### INSTRUCCIONES:
Prosiga el texto de más abajo sobre la primera caída de Bruce Springsteen en 1982, comenzando justo después de su última oración.

### FRAGMENTO DEL TEXTO:
((

1982, su primera caída
La primera caída al abismo de Bruce Springsteen ocurrió en 1982, mientras grababa Nebraska. Durante un viaje desde Freehold, la localidad de Nueva Jersey donde creció, hasta Los Ángeles hizo parada en una aldea de Texas y se quedó mirando a la gente bailar, correr y reír en la feria del pueblo.
Tenía 33 años y esa postal de felicidad mundana le hundió hasta el punto de dar la vuelta y regresar a Freehold sintiendo, según explicó su biógrafo Dave Marsh, impulsos suicidas. "Tantos años después y sigo sin saber qué me empujó al abismo aquella noche" recuerda el cantante, "me sentí un observador de la felicidad ajena de los que viven y aman. Desde muy joven me había aislado, me había alejado de la vida para poder controlar a los demás y poder contener mis emociones".

))

Datos de segmentación de la página:
((

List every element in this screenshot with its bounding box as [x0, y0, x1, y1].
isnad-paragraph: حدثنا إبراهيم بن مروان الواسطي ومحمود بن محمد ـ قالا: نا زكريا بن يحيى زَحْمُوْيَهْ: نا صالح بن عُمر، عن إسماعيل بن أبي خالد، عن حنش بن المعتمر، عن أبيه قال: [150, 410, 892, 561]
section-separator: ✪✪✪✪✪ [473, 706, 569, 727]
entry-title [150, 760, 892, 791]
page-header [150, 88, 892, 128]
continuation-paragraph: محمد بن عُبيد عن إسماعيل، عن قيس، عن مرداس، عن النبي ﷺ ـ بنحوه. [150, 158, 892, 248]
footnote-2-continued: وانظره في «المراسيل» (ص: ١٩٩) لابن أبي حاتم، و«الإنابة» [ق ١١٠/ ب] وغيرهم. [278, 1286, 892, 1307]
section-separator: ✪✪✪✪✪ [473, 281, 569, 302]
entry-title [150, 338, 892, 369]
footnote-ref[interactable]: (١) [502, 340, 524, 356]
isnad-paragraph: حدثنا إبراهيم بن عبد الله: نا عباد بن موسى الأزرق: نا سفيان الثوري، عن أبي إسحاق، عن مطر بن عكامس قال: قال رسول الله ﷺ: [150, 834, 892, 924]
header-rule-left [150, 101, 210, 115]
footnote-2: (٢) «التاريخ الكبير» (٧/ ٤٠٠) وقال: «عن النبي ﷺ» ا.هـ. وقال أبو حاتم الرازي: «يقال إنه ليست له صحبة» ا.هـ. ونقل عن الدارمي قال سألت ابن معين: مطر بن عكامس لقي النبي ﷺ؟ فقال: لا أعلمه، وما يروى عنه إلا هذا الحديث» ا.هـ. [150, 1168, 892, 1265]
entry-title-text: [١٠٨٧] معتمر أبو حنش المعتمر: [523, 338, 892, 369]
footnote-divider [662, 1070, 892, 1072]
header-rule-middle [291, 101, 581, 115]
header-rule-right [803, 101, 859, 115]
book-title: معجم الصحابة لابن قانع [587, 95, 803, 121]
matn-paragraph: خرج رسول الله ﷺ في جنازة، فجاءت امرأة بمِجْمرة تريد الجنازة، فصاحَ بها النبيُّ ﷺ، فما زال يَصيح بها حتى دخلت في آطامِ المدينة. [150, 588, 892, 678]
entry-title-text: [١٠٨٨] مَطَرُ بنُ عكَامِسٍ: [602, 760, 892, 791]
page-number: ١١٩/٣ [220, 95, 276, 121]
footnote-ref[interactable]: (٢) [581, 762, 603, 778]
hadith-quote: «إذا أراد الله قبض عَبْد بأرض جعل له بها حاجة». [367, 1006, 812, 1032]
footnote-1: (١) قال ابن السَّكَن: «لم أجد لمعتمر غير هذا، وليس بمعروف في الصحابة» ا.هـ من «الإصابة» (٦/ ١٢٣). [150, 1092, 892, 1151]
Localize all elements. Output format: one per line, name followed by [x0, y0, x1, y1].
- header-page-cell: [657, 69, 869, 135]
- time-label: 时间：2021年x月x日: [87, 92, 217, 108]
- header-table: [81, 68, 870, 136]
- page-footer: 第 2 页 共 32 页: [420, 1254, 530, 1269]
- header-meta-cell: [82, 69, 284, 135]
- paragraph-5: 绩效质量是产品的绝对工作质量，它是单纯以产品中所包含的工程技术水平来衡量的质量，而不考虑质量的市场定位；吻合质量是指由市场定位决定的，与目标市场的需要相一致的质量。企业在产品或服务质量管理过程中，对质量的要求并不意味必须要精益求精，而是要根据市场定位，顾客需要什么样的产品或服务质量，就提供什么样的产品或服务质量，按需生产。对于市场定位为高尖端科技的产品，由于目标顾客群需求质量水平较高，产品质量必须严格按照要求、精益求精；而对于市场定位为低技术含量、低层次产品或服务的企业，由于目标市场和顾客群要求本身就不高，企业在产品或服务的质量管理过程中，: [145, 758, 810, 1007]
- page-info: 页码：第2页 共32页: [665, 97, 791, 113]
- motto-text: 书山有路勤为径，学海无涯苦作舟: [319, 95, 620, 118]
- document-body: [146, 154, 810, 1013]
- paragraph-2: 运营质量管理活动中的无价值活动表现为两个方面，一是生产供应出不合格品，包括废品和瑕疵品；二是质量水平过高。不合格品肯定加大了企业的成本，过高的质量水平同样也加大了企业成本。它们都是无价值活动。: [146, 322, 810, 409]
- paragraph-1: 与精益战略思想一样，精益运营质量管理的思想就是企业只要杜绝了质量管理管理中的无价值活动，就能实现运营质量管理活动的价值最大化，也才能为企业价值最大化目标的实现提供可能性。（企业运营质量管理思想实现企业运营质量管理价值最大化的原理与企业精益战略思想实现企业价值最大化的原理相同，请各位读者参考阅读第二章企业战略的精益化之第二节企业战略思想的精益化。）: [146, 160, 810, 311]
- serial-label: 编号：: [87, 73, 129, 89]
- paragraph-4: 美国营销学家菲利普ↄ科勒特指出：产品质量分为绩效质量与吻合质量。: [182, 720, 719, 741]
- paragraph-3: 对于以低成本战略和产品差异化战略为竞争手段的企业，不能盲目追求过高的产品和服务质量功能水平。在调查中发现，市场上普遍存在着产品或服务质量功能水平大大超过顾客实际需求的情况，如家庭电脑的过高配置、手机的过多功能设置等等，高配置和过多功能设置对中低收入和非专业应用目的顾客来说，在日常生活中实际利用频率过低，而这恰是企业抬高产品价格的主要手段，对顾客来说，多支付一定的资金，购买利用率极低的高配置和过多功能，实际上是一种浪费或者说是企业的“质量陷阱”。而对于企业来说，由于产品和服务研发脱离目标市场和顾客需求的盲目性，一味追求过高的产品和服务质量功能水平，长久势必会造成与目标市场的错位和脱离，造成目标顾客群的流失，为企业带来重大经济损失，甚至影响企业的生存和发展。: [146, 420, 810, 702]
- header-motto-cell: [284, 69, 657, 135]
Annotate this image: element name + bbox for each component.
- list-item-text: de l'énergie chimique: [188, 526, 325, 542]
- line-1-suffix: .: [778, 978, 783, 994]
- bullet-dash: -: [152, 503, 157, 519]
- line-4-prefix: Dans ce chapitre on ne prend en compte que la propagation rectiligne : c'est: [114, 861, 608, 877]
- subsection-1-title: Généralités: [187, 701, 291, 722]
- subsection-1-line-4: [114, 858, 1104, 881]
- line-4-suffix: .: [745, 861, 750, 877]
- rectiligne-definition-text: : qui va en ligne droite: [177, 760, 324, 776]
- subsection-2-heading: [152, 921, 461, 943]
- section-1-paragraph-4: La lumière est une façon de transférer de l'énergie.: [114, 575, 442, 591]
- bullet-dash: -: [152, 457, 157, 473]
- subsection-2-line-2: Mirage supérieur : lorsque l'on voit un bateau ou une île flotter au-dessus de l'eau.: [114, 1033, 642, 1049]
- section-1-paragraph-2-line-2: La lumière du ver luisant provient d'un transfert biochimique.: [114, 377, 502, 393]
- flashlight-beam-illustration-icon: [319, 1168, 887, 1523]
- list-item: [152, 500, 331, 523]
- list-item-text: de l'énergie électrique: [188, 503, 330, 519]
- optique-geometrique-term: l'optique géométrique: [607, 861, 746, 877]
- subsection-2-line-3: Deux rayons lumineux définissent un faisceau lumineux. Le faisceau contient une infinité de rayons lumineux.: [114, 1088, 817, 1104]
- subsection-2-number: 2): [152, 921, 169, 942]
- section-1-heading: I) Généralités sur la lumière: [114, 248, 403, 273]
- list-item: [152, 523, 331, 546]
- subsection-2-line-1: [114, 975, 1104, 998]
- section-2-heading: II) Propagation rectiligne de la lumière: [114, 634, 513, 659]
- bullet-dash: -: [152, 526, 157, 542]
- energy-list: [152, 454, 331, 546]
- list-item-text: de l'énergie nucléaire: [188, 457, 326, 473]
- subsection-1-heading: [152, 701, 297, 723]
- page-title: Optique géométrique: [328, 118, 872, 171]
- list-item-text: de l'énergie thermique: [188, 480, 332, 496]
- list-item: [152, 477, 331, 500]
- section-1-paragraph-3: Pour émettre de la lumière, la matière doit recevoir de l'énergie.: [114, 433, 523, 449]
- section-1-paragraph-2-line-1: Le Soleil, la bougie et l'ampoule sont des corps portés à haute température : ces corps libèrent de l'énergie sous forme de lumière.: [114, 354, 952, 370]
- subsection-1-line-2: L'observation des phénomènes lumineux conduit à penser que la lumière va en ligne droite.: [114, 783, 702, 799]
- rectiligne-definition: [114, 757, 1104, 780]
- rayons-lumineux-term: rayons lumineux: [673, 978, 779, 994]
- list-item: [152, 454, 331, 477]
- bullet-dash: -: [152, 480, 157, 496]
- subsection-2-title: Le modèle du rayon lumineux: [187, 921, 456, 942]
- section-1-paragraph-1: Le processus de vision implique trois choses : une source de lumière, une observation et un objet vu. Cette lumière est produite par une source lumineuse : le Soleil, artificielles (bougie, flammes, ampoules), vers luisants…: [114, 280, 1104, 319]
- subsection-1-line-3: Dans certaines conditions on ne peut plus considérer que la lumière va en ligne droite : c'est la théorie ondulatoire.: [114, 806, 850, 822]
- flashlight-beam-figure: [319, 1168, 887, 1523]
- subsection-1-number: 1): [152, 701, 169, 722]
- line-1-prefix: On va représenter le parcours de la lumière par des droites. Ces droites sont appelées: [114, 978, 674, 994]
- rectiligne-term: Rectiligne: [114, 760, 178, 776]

))

### RESPUESTA:
Lleva el peso de América sobre sus hombros porque su música le da sentido a las vidas de sus habitantes
Su psicólogo le sugirió que esta obsesión por conducir hasta su casa de la infancia y pasarse horas aparcado en la puerta venía de un empeño en arreglar lo que había ocurrido dentro de esa casa. "Eso es exactamente lo que estoy intentando", le respondió Springsteen. "Pues no puedes" concluyó su terapeuta. Ahí comenzó un viaje de terapia, medicación y autodescubrimiento que según Bruce le salvó la vida y que, aunque sabe que no tiene destino final, necesita recorrer para aceptar a su padre y a la vez matar a su fantasma.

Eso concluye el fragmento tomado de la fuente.